WHAT IS EXPECTED:
Find each line with "kind" and copy it.

[Figure data in JSON]

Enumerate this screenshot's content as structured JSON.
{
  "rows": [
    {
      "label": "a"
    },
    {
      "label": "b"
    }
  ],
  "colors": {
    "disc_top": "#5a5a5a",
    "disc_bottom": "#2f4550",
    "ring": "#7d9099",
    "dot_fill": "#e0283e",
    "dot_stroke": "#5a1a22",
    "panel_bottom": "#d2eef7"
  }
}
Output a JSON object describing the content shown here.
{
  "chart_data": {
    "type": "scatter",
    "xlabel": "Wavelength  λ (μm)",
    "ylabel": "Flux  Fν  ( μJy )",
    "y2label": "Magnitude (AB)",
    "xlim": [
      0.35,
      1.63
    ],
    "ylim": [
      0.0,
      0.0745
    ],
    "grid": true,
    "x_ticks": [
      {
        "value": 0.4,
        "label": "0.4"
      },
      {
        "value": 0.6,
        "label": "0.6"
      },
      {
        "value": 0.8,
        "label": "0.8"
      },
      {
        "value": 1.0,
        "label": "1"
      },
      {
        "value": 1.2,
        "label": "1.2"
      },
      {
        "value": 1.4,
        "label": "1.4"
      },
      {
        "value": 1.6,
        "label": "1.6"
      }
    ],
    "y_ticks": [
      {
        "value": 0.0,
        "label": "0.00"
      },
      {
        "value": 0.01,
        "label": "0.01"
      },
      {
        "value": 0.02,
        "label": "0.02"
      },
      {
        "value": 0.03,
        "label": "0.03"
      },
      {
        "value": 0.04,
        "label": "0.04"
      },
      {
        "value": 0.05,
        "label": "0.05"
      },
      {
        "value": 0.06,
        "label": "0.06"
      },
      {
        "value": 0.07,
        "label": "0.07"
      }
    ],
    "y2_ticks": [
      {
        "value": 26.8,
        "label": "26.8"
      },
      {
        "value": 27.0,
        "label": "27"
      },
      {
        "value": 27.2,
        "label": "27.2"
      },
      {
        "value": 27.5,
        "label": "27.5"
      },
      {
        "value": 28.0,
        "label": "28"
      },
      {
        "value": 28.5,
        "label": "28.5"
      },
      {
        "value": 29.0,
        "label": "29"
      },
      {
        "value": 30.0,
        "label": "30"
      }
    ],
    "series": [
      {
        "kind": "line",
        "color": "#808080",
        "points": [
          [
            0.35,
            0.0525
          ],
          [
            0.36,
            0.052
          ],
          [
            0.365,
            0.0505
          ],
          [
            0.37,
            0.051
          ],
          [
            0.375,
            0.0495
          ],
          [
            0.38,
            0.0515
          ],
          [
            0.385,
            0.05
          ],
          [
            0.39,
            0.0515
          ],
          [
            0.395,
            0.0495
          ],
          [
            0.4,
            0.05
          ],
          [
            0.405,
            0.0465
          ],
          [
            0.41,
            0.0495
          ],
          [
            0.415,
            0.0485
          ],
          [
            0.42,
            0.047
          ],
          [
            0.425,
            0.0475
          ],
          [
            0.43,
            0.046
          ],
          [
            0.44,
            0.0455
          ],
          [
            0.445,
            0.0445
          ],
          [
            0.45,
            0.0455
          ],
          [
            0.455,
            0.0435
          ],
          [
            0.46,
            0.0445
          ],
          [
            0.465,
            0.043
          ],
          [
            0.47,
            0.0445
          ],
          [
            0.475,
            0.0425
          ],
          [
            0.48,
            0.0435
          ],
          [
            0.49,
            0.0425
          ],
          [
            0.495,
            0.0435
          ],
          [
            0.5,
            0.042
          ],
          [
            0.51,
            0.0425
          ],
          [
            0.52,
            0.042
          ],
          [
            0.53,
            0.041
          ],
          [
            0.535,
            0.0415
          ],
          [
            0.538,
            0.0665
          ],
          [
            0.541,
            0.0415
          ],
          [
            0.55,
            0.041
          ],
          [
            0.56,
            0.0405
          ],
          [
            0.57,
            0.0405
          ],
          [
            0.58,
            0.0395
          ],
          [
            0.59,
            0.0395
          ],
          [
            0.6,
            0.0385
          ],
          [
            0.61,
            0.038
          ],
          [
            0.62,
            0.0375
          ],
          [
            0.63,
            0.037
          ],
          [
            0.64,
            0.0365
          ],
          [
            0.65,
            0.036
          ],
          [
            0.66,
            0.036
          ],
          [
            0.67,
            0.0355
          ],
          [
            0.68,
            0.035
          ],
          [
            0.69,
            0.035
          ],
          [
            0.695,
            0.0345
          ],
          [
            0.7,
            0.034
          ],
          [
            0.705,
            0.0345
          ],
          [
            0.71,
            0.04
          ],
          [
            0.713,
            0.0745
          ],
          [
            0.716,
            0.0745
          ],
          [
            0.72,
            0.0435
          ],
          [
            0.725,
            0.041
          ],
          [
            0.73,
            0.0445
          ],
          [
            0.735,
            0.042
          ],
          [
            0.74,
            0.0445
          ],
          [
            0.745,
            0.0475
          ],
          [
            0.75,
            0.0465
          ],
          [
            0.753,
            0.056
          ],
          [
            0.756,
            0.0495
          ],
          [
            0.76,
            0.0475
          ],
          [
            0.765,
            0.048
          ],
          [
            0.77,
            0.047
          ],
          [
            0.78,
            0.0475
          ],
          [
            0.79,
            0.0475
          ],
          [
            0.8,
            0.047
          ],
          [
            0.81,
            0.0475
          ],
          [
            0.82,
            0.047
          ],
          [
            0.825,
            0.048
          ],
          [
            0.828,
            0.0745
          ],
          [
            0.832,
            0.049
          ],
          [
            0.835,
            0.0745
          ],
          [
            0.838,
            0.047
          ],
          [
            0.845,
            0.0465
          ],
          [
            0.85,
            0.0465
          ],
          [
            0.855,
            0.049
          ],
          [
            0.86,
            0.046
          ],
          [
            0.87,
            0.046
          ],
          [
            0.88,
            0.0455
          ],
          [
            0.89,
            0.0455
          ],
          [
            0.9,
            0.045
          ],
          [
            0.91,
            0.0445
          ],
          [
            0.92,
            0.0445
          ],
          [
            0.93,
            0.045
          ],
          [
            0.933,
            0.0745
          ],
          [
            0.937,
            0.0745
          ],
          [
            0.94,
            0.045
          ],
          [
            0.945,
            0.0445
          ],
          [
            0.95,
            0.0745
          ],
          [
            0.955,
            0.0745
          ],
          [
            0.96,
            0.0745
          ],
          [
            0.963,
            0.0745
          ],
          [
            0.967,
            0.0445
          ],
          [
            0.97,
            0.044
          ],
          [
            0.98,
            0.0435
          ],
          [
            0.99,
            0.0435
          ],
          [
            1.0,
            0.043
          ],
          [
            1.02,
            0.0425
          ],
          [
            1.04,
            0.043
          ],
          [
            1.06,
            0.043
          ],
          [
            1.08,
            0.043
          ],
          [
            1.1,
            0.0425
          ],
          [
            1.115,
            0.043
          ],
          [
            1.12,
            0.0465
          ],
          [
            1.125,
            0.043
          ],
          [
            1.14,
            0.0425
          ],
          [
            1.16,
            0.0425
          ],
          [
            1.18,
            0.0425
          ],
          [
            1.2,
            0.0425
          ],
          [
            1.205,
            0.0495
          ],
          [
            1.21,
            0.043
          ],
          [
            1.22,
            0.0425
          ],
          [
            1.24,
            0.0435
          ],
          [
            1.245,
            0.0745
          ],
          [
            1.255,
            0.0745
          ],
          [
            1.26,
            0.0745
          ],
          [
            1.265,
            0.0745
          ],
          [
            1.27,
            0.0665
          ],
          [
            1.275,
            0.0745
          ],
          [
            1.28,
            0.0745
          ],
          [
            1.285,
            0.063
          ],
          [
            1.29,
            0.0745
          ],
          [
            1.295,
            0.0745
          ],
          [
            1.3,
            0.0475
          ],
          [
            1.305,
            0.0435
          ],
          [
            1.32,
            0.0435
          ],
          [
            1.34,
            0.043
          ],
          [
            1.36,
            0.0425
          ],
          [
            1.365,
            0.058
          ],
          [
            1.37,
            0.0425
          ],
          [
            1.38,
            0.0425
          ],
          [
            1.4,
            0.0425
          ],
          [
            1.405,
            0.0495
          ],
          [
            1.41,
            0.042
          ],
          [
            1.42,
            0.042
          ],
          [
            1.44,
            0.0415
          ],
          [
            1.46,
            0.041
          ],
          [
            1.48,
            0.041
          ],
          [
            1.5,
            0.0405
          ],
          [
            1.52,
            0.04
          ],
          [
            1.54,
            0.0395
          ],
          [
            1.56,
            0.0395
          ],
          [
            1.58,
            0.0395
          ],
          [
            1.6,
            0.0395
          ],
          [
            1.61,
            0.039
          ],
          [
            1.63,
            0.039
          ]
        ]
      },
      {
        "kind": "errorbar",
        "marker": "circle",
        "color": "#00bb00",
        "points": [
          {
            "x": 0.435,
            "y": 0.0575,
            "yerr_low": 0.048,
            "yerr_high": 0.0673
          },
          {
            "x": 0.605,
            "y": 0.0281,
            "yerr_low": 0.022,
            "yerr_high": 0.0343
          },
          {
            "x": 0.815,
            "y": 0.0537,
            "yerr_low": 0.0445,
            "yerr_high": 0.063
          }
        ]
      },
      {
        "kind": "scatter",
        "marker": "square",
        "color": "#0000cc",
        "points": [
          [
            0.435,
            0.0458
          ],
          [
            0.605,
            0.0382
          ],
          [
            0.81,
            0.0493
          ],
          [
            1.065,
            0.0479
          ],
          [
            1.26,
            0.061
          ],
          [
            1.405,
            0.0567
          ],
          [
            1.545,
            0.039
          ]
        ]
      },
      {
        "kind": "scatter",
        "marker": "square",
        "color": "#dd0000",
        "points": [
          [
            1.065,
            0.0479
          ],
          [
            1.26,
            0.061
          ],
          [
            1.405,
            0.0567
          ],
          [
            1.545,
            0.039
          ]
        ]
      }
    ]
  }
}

TASK RESULT:
        "kind": "line",
        "kind": "errorbar",
        "kind": "scatter",
        "kind": "scatter",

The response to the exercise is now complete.